[Dataset excerpt]
* * *
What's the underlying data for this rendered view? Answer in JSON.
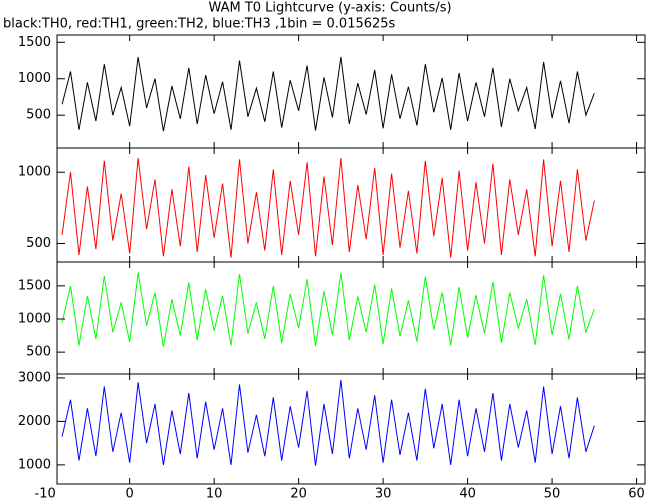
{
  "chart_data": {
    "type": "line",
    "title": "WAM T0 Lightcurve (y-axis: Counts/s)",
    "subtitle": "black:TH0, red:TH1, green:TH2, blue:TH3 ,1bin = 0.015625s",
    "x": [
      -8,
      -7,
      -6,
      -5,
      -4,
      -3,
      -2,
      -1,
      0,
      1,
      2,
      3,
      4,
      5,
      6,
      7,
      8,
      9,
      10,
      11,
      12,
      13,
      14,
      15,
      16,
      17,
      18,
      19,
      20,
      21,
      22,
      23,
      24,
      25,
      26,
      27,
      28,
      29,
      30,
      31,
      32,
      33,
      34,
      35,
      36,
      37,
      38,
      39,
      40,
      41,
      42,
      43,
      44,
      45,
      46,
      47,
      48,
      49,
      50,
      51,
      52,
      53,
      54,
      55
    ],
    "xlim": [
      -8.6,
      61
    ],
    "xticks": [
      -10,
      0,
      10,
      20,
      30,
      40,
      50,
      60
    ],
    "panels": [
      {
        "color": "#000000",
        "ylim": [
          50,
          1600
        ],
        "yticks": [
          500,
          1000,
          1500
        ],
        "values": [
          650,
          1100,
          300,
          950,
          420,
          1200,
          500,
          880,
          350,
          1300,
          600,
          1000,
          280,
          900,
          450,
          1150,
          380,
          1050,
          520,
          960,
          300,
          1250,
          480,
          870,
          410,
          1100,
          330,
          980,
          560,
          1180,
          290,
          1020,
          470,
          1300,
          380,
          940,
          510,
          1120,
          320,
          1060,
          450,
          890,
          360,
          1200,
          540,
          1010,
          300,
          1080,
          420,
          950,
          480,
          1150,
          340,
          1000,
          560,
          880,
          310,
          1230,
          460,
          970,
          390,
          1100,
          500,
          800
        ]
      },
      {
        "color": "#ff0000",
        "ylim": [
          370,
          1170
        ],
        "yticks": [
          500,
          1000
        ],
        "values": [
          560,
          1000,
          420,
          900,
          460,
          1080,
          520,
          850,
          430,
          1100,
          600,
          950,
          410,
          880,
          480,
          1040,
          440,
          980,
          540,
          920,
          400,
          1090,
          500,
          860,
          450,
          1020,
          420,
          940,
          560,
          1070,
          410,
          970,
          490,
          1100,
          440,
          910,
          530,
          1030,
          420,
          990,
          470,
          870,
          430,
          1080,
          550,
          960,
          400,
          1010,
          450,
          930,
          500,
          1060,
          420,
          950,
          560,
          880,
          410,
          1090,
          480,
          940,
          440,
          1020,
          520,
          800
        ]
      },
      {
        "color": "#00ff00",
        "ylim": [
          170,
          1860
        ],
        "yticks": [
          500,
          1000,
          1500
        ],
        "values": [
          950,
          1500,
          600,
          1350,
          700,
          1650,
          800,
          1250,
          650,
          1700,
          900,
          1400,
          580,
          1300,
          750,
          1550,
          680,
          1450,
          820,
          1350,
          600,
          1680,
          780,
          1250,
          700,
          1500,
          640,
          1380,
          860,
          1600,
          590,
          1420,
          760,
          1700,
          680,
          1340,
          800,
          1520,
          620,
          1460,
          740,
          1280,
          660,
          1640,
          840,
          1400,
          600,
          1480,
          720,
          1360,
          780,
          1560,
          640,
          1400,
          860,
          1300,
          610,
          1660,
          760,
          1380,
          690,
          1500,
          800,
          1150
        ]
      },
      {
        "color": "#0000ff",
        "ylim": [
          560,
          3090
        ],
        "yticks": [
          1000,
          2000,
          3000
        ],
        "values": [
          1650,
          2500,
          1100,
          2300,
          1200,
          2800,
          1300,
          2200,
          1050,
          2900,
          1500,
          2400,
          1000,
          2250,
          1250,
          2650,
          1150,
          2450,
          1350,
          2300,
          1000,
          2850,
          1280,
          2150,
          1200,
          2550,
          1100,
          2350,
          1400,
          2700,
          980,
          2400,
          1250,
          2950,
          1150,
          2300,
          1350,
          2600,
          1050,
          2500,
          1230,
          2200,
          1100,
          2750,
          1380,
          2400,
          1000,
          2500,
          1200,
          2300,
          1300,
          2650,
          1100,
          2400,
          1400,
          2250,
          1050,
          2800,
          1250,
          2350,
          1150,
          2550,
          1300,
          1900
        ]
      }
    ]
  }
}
* * *
▸ Exercise
Work through the records line by line and tally those holding "color". Reply with the number alone.

▸ Solved problem
4